--- start ---

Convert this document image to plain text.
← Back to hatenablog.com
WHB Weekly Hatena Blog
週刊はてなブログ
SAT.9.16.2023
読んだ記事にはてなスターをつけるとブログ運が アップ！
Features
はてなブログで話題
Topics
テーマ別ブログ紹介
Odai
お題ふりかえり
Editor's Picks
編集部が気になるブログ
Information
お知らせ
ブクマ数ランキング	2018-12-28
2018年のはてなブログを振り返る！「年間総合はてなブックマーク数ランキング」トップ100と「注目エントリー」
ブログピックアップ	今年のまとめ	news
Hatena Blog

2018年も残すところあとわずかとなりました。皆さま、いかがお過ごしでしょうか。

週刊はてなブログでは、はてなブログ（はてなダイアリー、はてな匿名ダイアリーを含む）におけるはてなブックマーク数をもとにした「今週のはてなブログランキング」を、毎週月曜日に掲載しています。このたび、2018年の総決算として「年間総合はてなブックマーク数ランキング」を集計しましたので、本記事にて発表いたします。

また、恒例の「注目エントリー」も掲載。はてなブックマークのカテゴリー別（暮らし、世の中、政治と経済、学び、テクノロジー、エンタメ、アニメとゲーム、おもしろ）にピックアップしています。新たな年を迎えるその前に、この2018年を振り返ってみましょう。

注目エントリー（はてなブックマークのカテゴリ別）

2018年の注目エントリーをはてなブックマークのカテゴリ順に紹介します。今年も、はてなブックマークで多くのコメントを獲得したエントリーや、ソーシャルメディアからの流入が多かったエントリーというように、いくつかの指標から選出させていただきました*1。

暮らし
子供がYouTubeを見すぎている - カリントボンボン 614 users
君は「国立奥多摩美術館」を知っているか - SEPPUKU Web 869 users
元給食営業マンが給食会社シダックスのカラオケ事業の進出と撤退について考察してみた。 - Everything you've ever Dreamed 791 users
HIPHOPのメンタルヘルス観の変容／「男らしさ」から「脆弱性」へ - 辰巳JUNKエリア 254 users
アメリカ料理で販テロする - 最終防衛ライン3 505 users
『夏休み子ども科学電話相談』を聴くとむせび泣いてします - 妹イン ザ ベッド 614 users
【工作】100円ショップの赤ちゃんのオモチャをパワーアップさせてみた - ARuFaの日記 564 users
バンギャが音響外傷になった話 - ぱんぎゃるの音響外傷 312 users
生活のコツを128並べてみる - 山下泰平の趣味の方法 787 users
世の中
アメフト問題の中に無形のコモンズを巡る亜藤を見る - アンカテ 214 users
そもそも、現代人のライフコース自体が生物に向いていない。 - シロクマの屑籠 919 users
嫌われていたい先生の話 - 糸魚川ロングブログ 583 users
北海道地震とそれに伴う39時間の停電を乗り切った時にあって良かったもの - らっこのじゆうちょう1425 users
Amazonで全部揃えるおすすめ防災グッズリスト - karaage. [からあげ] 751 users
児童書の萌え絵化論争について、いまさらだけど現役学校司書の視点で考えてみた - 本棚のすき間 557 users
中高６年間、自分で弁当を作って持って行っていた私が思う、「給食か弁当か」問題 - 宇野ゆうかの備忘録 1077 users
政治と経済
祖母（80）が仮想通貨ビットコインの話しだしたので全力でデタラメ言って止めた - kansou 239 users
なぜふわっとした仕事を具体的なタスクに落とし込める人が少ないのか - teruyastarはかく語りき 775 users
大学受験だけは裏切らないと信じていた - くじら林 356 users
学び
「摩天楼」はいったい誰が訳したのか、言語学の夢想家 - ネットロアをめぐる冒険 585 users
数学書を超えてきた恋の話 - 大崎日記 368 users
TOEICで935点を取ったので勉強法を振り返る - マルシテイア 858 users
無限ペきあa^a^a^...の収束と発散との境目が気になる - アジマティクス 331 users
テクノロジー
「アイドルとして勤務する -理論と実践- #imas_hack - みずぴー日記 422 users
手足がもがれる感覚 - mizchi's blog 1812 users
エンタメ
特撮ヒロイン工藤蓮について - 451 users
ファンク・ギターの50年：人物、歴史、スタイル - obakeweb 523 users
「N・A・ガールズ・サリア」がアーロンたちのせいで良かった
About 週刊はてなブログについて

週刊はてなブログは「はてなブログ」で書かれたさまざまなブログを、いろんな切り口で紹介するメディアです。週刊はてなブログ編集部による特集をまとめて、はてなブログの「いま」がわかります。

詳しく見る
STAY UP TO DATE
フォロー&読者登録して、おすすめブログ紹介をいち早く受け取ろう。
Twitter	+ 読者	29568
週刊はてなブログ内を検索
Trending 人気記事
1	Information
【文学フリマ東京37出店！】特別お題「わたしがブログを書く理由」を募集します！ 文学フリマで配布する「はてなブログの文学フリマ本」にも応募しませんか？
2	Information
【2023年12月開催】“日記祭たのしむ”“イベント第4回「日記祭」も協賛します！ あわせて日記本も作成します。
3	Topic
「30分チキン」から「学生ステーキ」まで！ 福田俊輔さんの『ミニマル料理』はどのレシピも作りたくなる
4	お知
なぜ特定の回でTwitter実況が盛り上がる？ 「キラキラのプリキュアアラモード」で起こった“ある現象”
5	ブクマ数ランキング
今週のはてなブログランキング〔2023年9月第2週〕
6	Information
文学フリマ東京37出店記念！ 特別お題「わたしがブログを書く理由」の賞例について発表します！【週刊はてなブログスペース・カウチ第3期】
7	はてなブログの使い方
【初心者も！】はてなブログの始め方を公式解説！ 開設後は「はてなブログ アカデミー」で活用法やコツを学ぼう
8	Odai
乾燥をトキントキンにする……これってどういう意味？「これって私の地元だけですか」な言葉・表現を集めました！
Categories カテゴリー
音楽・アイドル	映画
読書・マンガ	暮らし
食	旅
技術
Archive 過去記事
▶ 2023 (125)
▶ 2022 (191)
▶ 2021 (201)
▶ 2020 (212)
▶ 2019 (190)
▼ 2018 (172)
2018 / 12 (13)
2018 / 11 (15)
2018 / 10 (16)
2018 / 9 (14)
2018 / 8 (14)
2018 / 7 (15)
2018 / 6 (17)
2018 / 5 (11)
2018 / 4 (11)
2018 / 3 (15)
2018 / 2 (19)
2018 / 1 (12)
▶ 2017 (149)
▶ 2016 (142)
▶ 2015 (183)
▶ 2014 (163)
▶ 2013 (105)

--- end ---

▶ Prompt
Transcribe every line of the data, exactly as it stands.

▶ Solution for this problem
Convert this document image to plain text.
← Back to hatenablog.com
WHB Weekly Hatena Blog
週刊はてなブログ
SAT.9.16.2023
読んだ記事にはてなスターをつけるとブログ運が アップ！
Features
はてなブログで話題
Topics
テーマ別ブログ紹介
Odai
お題ふりかえり
Editor's Picks
編集部が気になるブログ
Information
お知らせ
ブクマ数ランキング	2018-12-28
2018年のはてなブログを振り返る！「年間総合はてなブックマーク数ランキング」トップ100と「注目エントリー」
ブログピックアップ	今年のまとめ	news
Hatena Blog

2018年も残すところあとわずかとなりました。皆さま、いかがお過ごしでしょうか。

週刊はてなブログでは、はてなブログ（はてなダイアリー、はてな匿名ダイアリーを含む）におけるはてなブックマーク数をもとにした「今週のはてなブログランキング」を、毎週月曜日に掲載しています。このたび、2018年の総決算として「年間総合はてなブックマーク数ランキング」を集計しましたので、本記事にて発表いたします。

また、恒例の「注目エントリー」も掲載。はてなブックマークのカテゴリー別（暮らし、世の中、政治と経済、学び、テクノロジー、エンタメ、アニメとゲーム、おもしろ）にピックアップしています。新たな年を迎えるその前に、この2018年を振り返ってみましょう。

注目エントリー（はてなブックマークのカテゴリ別）

2018年の注目エントリーをはてなブックマークのカテゴリ順に紹介します。今年も、はてなブックマークで多くのコメントを獲得したエントリーや、ソーシャルメディアからの流入が多かったエントリーというように、いくつかの指標から選出させていただきました*1。

暮らし
子供がYouTubeを見すぎている - カリントボンボン 614 users
君は「国立奥多摩美術館」を知っているか - SEPPUKU Web 869 users
元給食営業マンが給食会社シダックスのカラオケ事業の進出と撤退について考察してみた。 - Everything you've ever Dreamed 791 users
HIPHOPのメンタルヘルス観の変容／「男らしさ」から「脆弱性」へ - 辰巳JUNKエリア 254 users
アメリカ料理で販テロする - 最終防衛ライン3 505 users
『夏休み子ども科学電話相談』を聴くとむせび泣いてします - 妹イン ザ ベッド 614 users
【工作】100円ショップの赤ちゃんのオモチャをパワーアップさせてみた - ARuFaの日記 564 users
バンギャが音響外傷になった話 - ぱんぎゃるの音響外傷 312 users
生活のコツを128並べてみる - 山下泰平の趣味の方法 787 users
世の中
アメフト問題の中に無形のコモンズを巡る亜藤を見る - アンカテ 214 users
そもそも、現代人のライフコース自体が生物に向いていない。 - シロクマの屑籠 919 users
嫌われていたい先生の話 - 糸魚川ロングブログ 583 users
北海道地震とそれに伴う39時間の停電を乗り切った時にあって良かったもの - らっこのじゆうちょう1425 users
Amazonで全部揃えるおすすめ防災グッズリスト - karaage. [からあげ] 751 users
児童書の萌え絵化論争について、いまさらだけど現役学校司書の視点で考えてみた - 本棚のすき間 557 users
中高６年間、自分で弁当を作って持って行っていた私が思う、「給食か弁当か」問題 - 宇野ゆうかの備忘録 1077 users
政治と経済
祖母（80）が仮想通貨ビットコインの話しだしたので全力でデタラメ言って止めた - kansou 239 users
なぜふわっとした仕事を具体的なタスクに落とし込める人が少ないのか - teruyastarはかく語りき 775 users
大学受験だけは裏切らないと信じていた - くじら林 356 users
学び
「摩天楼」はいったい誰が訳したのか、言語学の夢想家 - ネットロアをめぐる冒険 585 users
数学書を超えてきた恋の話 - 大崎日記 368 users
TOEICで935点を取ったので勉強法を振り返る - マルシテイア 858 users
無限ペきあa^a^a^...の収束と発散との境目が気になる - アジマティクス 331 users
テクノロジー
「アイドルとして勤務する -理論と実践- #imas_hack - みずぴー日記 422 users
手足がもがれる感覚 - mizchi's blog 1812 users
エンタメ
特撮ヒロイン工藤蓮について - 451 users
ファンク・ギターの50年：人物、歴史、スタイル - obakeweb 523 users
「N・A・ガールズ・サリア」がアーロンたちのせいで良かった
About 週刊はてなブログについて

週刊はてなブログは「はてなブログ」で書かれたさまざまなブログを、いろんな切り口で紹介するメディアです。週刊はてなブログ編集部による特集をまとめて、はてなブログの「いま」がわかります。

詳しく見る
STAY UP TO DATE
フォロー&読者登録して、おすすめブログ紹介をいち早く受け取ろう。
Twitter	+ 読者	29568
週刊はてなブログ内を検索
Trending 人気記事
1	Information
【文学フリマ東京37出店！】特別お題「わたしがブログを書く理由」を募集します！ 文学フリマで配布する「はてなブログの文学フリマ本」にも応募しませんか？
2	Information
【2023年12月開催】“日記祭たのしむ”“イベント第4回「日記祭」も協賛します！ あわせて日記本も作成します。
3	Topic
「30分チキン」から「学生ステーキ」まで！ 福田俊輔さんの『ミニマル料理』はどのレシピも作りたくなる
4	お知
なぜ特定の回でTwitter実況が盛り上がる？ 「キラキラのプリキュアアラモード」で起こった“ある現象”
5	ブクマ数ランキング
今週のはてなブログランキング〔2023年9月第2週〕
6	Information
文学フリマ東京37出店記念！ 特別お題「わたしがブログを書く理由」の賞例について発表します！【週刊はてなブログスペース・カウチ第3期】
7	はてなブログの使い方
【初心者も！】はてなブログの始め方を公式解説！ 開設後は「はてなブログ アカデミー」で活用法やコツを学ぼう
8	Odai
乾燥をトキントキンにする……これってどういう意味？「これって私の地元だけですか」な言葉・表現を集めました！
Categories カテゴリー
音楽・アイドル	映画
読書・マンガ	暮らし
食	旅
技術
Archive 過去記事
▶ 2023 (125)
▶ 2022 (191)
▶ 2021 (201)
▶ 2020 (212)
▶ 2019 (190)
▼ 2018 (172)
2018 / 12 (13)
2018 / 11 (15)
2018 / 10 (16)
2018 / 9 (14)
2018 / 8 (14)
2018 / 7 (15)
2018 / 6 (17)
2018 / 5 (11)
2018 / 4 (11)
2018 / 3 (15)
2018 / 2 (19)
2018 / 1 (12)
▶ 2017 (149)
▶ 2016 (142)
▶ 2015 (183)
▶ 2014 (163)
▶ 2013 (105)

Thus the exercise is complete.